• [EXERCISE AIM]
Skip the images and copy each record exactly as written.
########
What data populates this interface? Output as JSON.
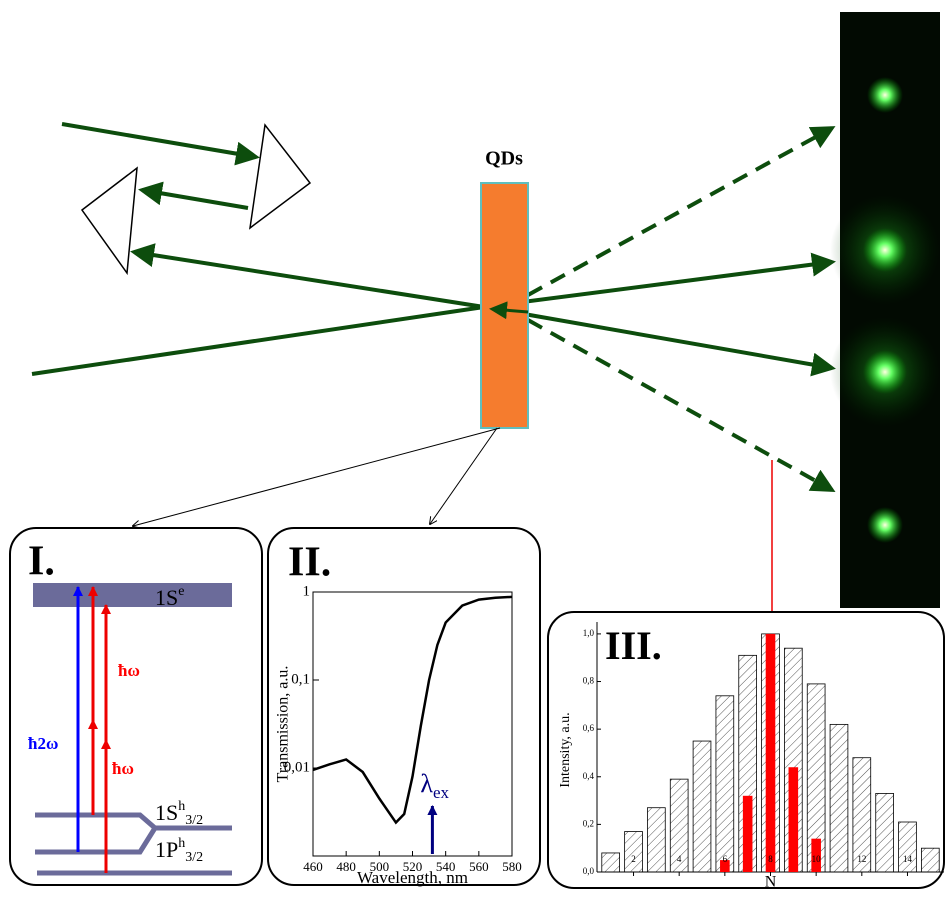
{
  "diagram": {
    "sample_label": "QDs",
    "panel_1": {
      "title": "I.",
      "levels": [
        {
          "main": "1S",
          "sup": "e"
        },
        {
          "main": "1S",
          "sup": "h",
          "sub": "3/2"
        },
        {
          "main": "1P",
          "sup": "h",
          "sub": "3/2"
        }
      ],
      "transitions": [
        {
          "label": "ħ2ω",
          "color": "#0000ff"
        },
        {
          "label": "ħω",
          "color": "#ff0000"
        },
        {
          "label": "ħω",
          "color": "#ff0000"
        }
      ]
    }
  },
  "chart_data": [
    {
      "type": "line",
      "title": "II.",
      "x_label": "Wavelength, nm",
      "y_label": "Transmission, a.u.",
      "x": [
        460,
        470,
        480,
        490,
        500,
        510,
        515,
        520,
        525,
        530,
        535,
        540,
        550,
        560,
        570,
        580
      ],
      "values": [
        0.0095,
        0.011,
        0.0125,
        0.009,
        0.0045,
        0.0024,
        0.003,
        0.008,
        0.03,
        0.1,
        0.25,
        0.45,
        0.7,
        0.82,
        0.86,
        0.88
      ],
      "color": "#000000",
      "log_y": true,
      "xlim": [
        460,
        580
      ],
      "xticks": [
        460,
        480,
        500,
        520,
        540,
        560,
        580
      ],
      "ylim": [
        0.001,
        1
      ],
      "yticks": [
        {
          "value": 0.01,
          "label": "0,01"
        },
        {
          "value": 0.1,
          "label": "0,1"
        },
        1
      ],
      "annotation": {
        "symbol": "λ",
        "subscript": "ex",
        "x": 532,
        "color": "#000080"
      }
    },
    {
      "type": "bar",
      "title": "III.",
      "x_label": "N",
      "y_label": "Intensity, a.u.",
      "x": [
        1,
        2,
        3,
        4,
        5,
        6,
        7,
        8,
        9,
        10,
        11,
        12,
        13,
        14,
        15
      ],
      "series": [
        {
          "color": "#888888",
          "hatch": true,
          "values": [
            0.08,
            0.17,
            0.27,
            0.39,
            0.55,
            0.74,
            0.91,
            1.0,
            0.94,
            0.79,
            0.62,
            0.48,
            0.33,
            0.21,
            0.1
          ]
        },
        {
          "color": "#ff0000",
          "hatch": false,
          "values": [
            null,
            null,
            null,
            null,
            null,
            0.05,
            0.32,
            1.0,
            0.44,
            0.14,
            null,
            null,
            null,
            null,
            null
          ]
        }
      ],
      "xlim": [
        0.4,
        15.6
      ],
      "xticks": [
        2,
        4,
        6,
        8,
        10,
        12,
        14
      ],
      "ylim": [
        0,
        1.05
      ],
      "yticks": [
        {
          "value": 0,
          "label": "0,0"
        },
        {
          "value": 0.2,
          "label": "0,2"
        },
        {
          "value": 0.4,
          "label": "0,4"
        },
        {
          "value": 0.6,
          "label": "0,6"
        },
        {
          "value": 0.8,
          "label": "0,8"
        },
        {
          "value": 1,
          "label": "1,0"
        }
      ]
    }
  ]
}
########
• [ANSWER TO THE TASK]
What data populates this interface? Output as JSON.
{
  "diagram": {
    "sample_label": "QDs",
    "panel_1": {
      "title": "I.",
      "levels": [
        {
          "main": "1S",
          "sup": "e"
        },
        {
          "main": "1S",
          "sup": "h",
          "sub": "3/2"
        },
        {
          "main": "1P",
          "sup": "h",
          "sub": "3/2"
        }
      ],
      "transitions": [
        {
          "label": "ħ2ω",
          "color": "#0000ff"
        },
        {
          "label": "ħω",
          "color": "#ff0000"
        },
        {
          "label": "ħω",
          "color": "#ff0000"
        }
      ]
    }
  },
  "chart_data": [
    {
      "type": "line",
      "title": "II.",
      "x_label": "Wavelength, nm",
      "y_label": "Transmission, a.u.",
      "x": [
        460,
        470,
        480,
        490,
        500,
        510,
        515,
        520,
        525,
        530,
        535,
        540,
        550,
        560,
        570,
        580
      ],
      "values": [
        0.0095,
        0.011,
        0.0125,
        0.009,
        0.0045,
        0.0024,
        0.003,
        0.008,
        0.03,
        0.1,
        0.25,
        0.45,
        0.7,
        0.82,
        0.86,
        0.88
      ],
      "color": "#000000",
      "log_y": true,
      "xlim": [
        460,
        580
      ],
      "xticks": [
        460,
        480,
        500,
        520,
        540,
        560,
        580
      ],
      "ylim": [
        0.001,
        1
      ],
      "yticks": [
        {
          "value": 0.01,
          "label": "0,01"
        },
        {
          "value": 0.1,
          "label": "0,1"
        },
        1
      ],
      "annotation": {
        "symbol": "λ",
        "subscript": "ex",
        "x": 532,
        "color": "#000080"
      }
    },
    {
      "type": "bar",
      "title": "III.",
      "x_label": "N",
      "y_label": "Intensity, a.u.",
      "x": [
        1,
        2,
        3,
        4,
        5,
        6,
        7,
        8,
        9,
        10,
        11,
        12,
        13,
        14,
        15
      ],
      "series": [
        {
          "color": "#888888",
          "hatch": true,
          "values": [
            0.08,
            0.17,
            0.27,
            0.39,
            0.55,
            0.74,
            0.91,
            1.0,
            0.94,
            0.79,
            0.62,
            0.48,
            0.33,
            0.21,
            0.1
          ]
        },
        {
          "color": "#ff0000",
          "hatch": false,
          "values": [
            null,
            null,
            null,
            null,
            null,
            0.05,
            0.32,
            1.0,
            0.44,
            0.14,
            null,
            null,
            null,
            null,
            null
          ]
        }
      ],
      "xlim": [
        0.4,
        15.6
      ],
      "xticks": [
        2,
        4,
        6,
        8,
        10,
        12,
        14
      ],
      "ylim": [
        0,
        1.05
      ],
      "yticks": [
        {
          "value": 0,
          "label": "0,0"
        },
        {
          "value": 0.2,
          "label": "0,2"
        },
        {
          "value": 0.4,
          "label": "0,4"
        },
        {
          "value": 0.6,
          "label": "0,6"
        },
        {
          "value": 0.8,
          "label": "0,8"
        },
        {
          "value": 1,
          "label": "1,0"
        }
      ]
    }
  ]
}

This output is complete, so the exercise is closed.